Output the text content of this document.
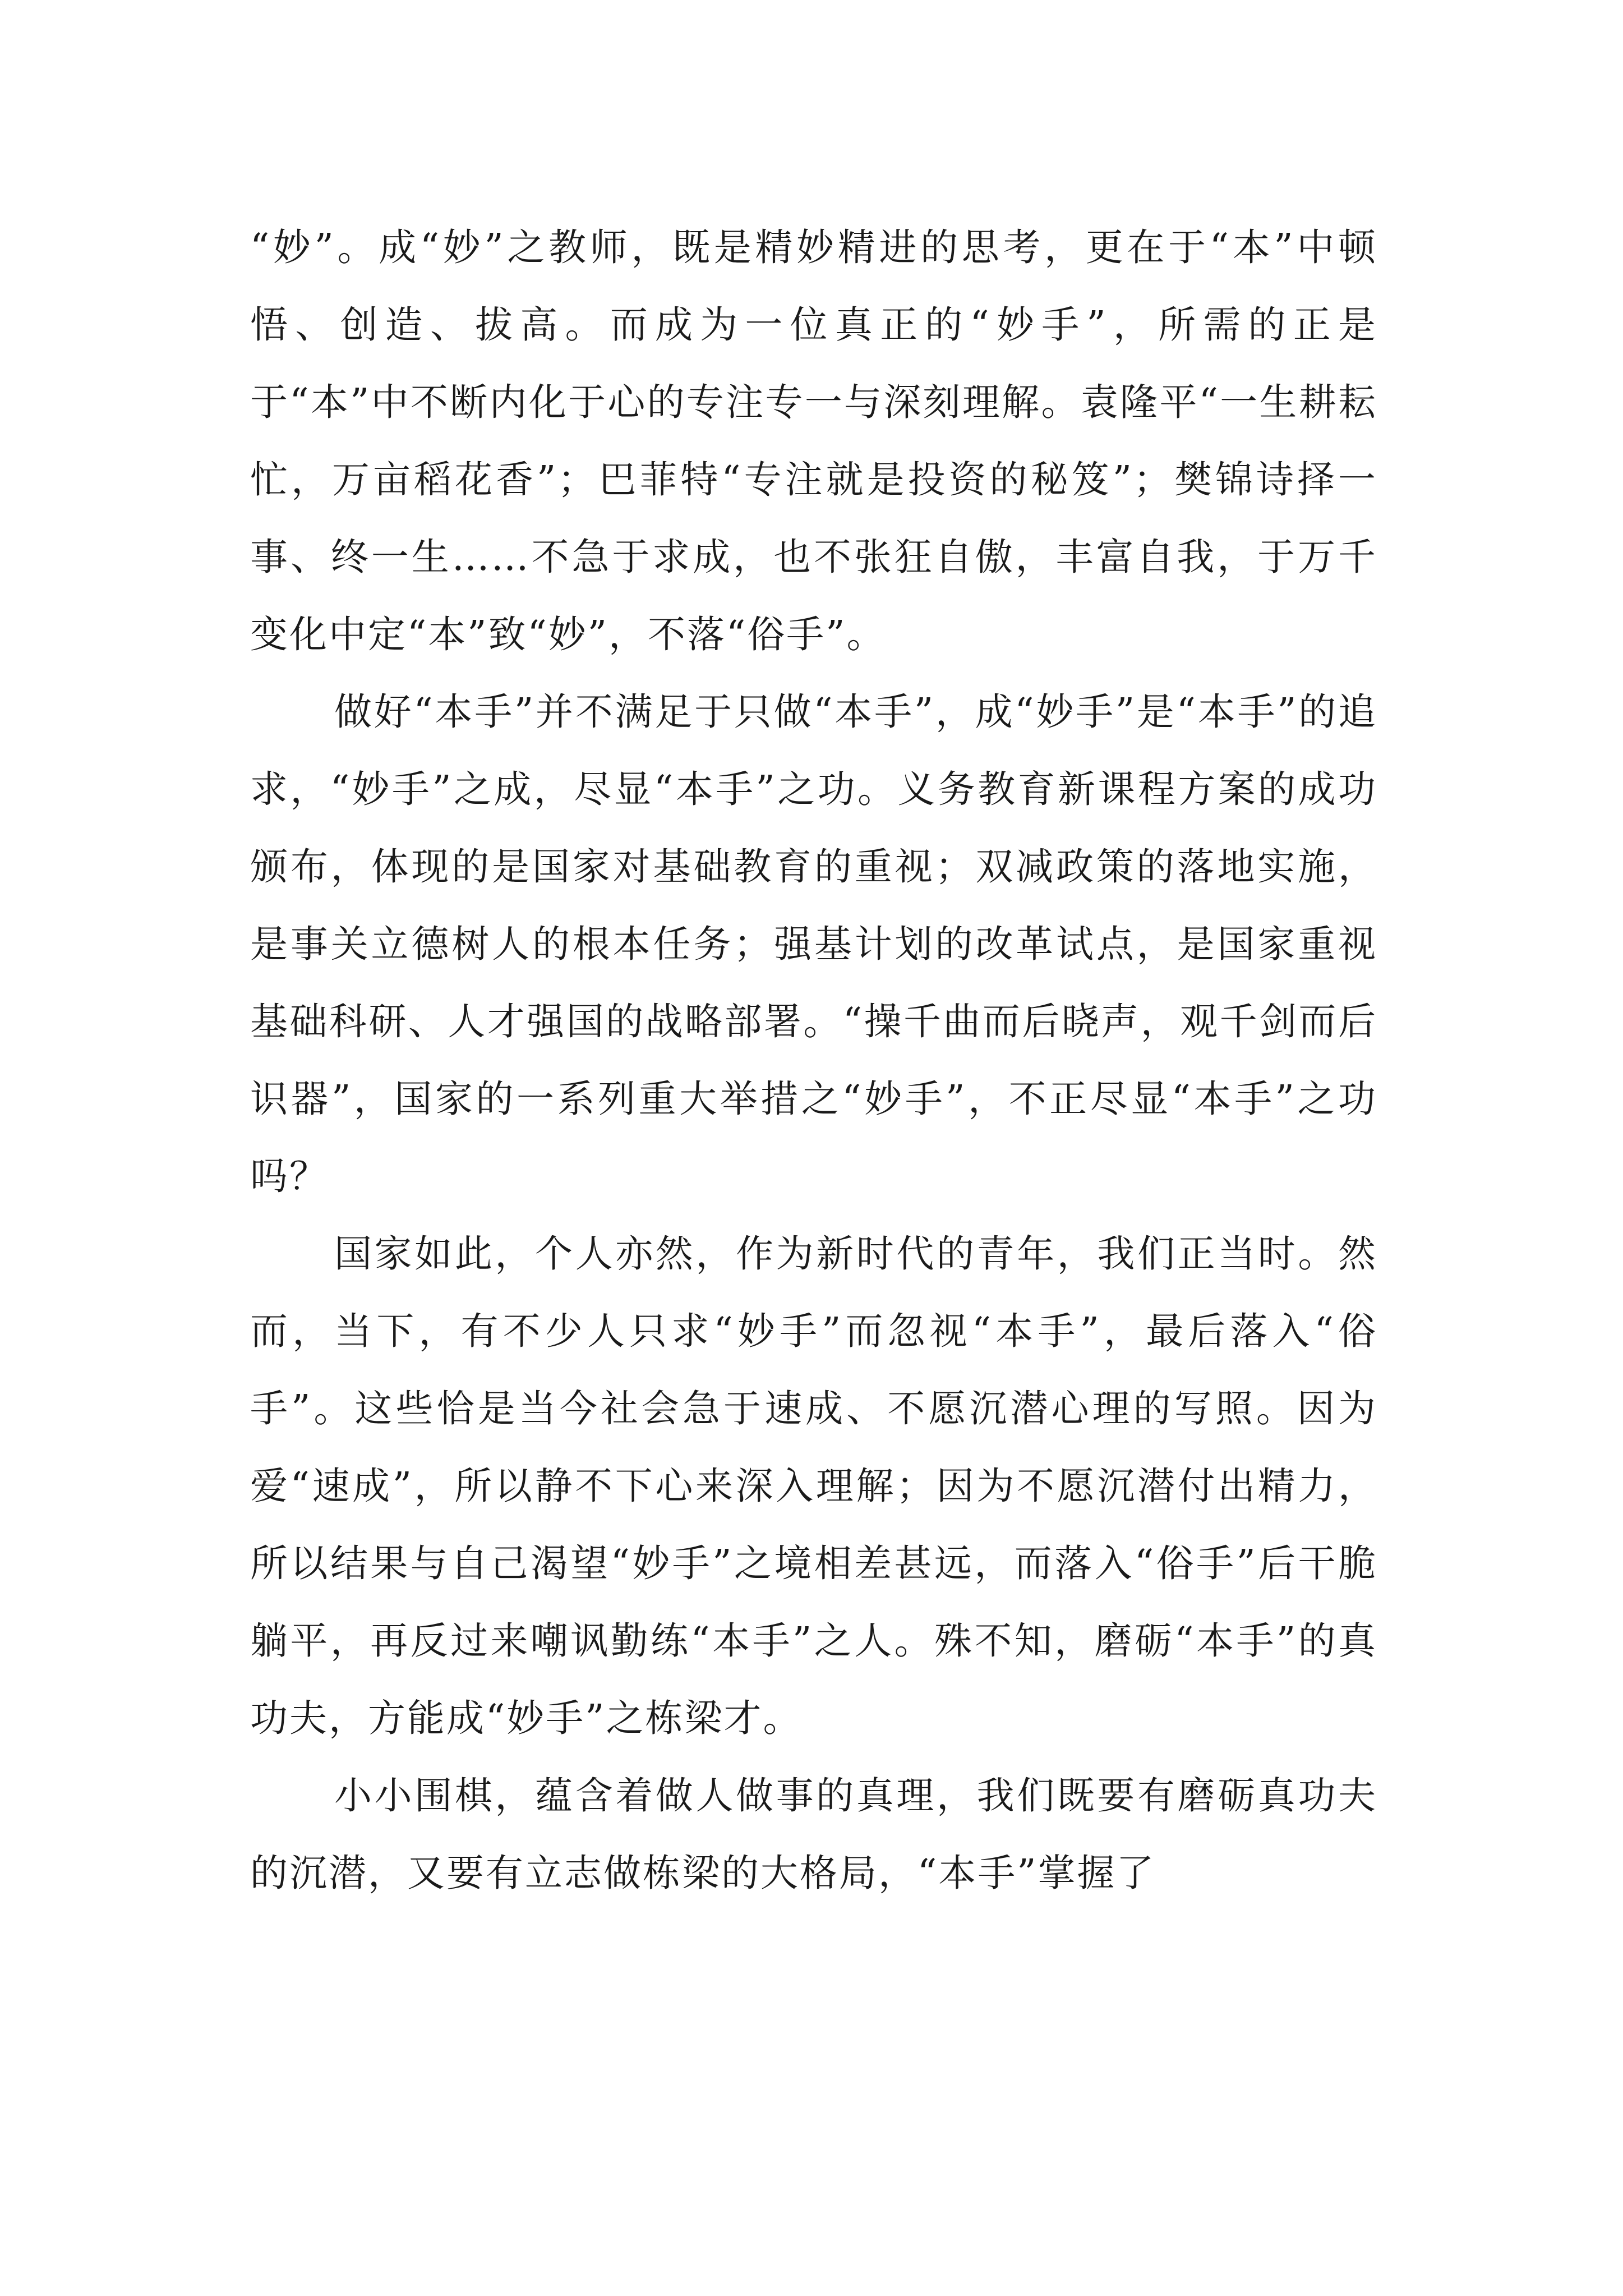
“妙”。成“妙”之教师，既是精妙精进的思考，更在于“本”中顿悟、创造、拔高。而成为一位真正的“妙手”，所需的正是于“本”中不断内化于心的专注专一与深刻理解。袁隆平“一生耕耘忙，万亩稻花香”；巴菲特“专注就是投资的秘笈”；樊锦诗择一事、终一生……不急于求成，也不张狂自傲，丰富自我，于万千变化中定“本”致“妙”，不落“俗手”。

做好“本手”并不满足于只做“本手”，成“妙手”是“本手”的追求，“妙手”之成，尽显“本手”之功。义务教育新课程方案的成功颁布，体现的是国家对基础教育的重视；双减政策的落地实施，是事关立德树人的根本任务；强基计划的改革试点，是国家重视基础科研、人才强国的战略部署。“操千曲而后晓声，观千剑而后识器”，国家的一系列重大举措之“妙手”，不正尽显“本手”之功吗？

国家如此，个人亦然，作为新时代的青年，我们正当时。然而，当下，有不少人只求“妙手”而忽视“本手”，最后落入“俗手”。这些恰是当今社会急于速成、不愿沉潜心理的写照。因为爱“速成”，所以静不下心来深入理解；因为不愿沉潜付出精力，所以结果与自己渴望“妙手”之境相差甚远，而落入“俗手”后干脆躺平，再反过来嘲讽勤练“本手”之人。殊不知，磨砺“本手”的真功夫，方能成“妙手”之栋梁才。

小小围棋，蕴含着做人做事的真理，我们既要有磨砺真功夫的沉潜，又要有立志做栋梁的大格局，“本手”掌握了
· · · · ·
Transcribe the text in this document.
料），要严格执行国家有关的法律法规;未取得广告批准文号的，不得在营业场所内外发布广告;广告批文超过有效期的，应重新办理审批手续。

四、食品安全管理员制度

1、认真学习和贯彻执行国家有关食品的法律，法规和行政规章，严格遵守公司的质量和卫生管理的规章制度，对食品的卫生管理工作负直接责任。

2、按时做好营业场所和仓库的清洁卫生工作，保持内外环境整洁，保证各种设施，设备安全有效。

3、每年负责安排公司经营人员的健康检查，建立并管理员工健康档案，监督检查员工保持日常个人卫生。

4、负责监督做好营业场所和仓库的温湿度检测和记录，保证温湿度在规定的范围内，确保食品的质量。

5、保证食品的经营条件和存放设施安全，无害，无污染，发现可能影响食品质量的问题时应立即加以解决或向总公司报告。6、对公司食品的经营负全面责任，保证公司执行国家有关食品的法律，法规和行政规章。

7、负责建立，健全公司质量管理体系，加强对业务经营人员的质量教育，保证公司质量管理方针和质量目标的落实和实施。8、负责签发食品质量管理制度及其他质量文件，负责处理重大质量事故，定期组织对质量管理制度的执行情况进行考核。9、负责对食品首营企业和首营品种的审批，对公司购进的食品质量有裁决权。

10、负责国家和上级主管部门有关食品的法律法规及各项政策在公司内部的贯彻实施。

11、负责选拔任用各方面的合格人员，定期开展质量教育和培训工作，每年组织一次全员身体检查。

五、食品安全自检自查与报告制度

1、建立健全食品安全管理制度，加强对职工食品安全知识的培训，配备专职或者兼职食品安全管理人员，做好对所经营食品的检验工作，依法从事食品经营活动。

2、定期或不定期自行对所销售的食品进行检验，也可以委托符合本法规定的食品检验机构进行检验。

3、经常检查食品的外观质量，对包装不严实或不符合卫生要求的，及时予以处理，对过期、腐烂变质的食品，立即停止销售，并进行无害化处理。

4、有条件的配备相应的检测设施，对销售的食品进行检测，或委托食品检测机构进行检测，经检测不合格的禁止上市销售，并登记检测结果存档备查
· · · · ·
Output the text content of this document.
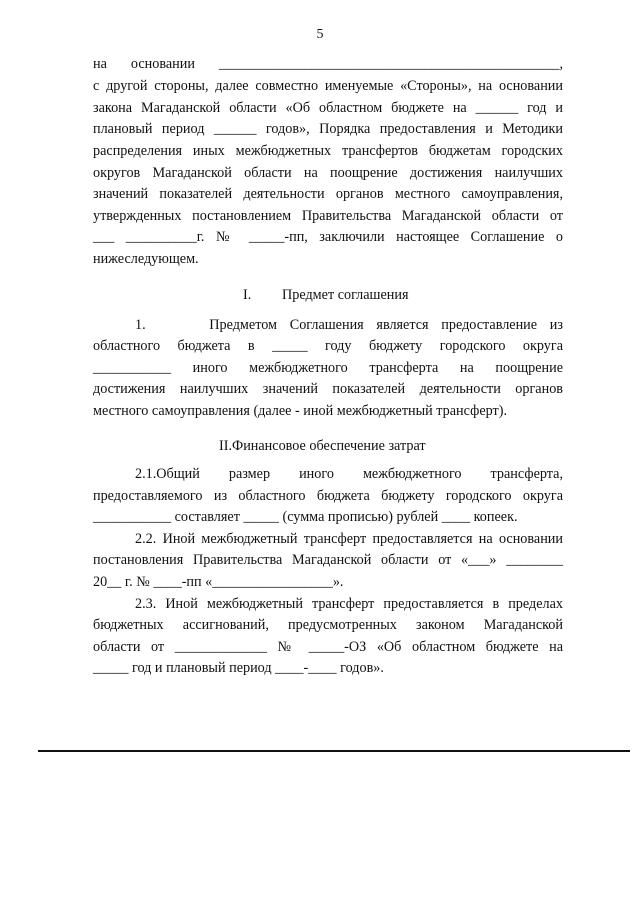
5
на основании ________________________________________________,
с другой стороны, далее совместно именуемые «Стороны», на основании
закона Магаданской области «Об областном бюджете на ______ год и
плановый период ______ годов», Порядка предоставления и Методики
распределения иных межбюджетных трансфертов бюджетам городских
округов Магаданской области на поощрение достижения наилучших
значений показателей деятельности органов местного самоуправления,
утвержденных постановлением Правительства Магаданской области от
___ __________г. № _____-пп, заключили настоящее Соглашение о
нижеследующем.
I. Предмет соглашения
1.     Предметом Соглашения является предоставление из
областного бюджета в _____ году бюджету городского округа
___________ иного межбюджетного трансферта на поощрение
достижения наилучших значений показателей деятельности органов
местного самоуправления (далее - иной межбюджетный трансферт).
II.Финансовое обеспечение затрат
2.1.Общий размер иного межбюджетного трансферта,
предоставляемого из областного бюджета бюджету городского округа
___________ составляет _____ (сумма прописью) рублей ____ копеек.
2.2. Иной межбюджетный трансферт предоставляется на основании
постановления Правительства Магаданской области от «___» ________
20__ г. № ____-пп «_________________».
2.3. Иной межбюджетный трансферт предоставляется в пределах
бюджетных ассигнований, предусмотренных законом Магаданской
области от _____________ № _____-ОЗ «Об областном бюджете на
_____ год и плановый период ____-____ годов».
· · · · ·
◆ **WRITTEN PROBLEM**:
Copy all the lines above that hold the string "иного".

◆ **RESULT BELOW**:
___________ иного межбюджетного трансферта на поощрение
2.1.Общий размер иного межбюджетного трансферта,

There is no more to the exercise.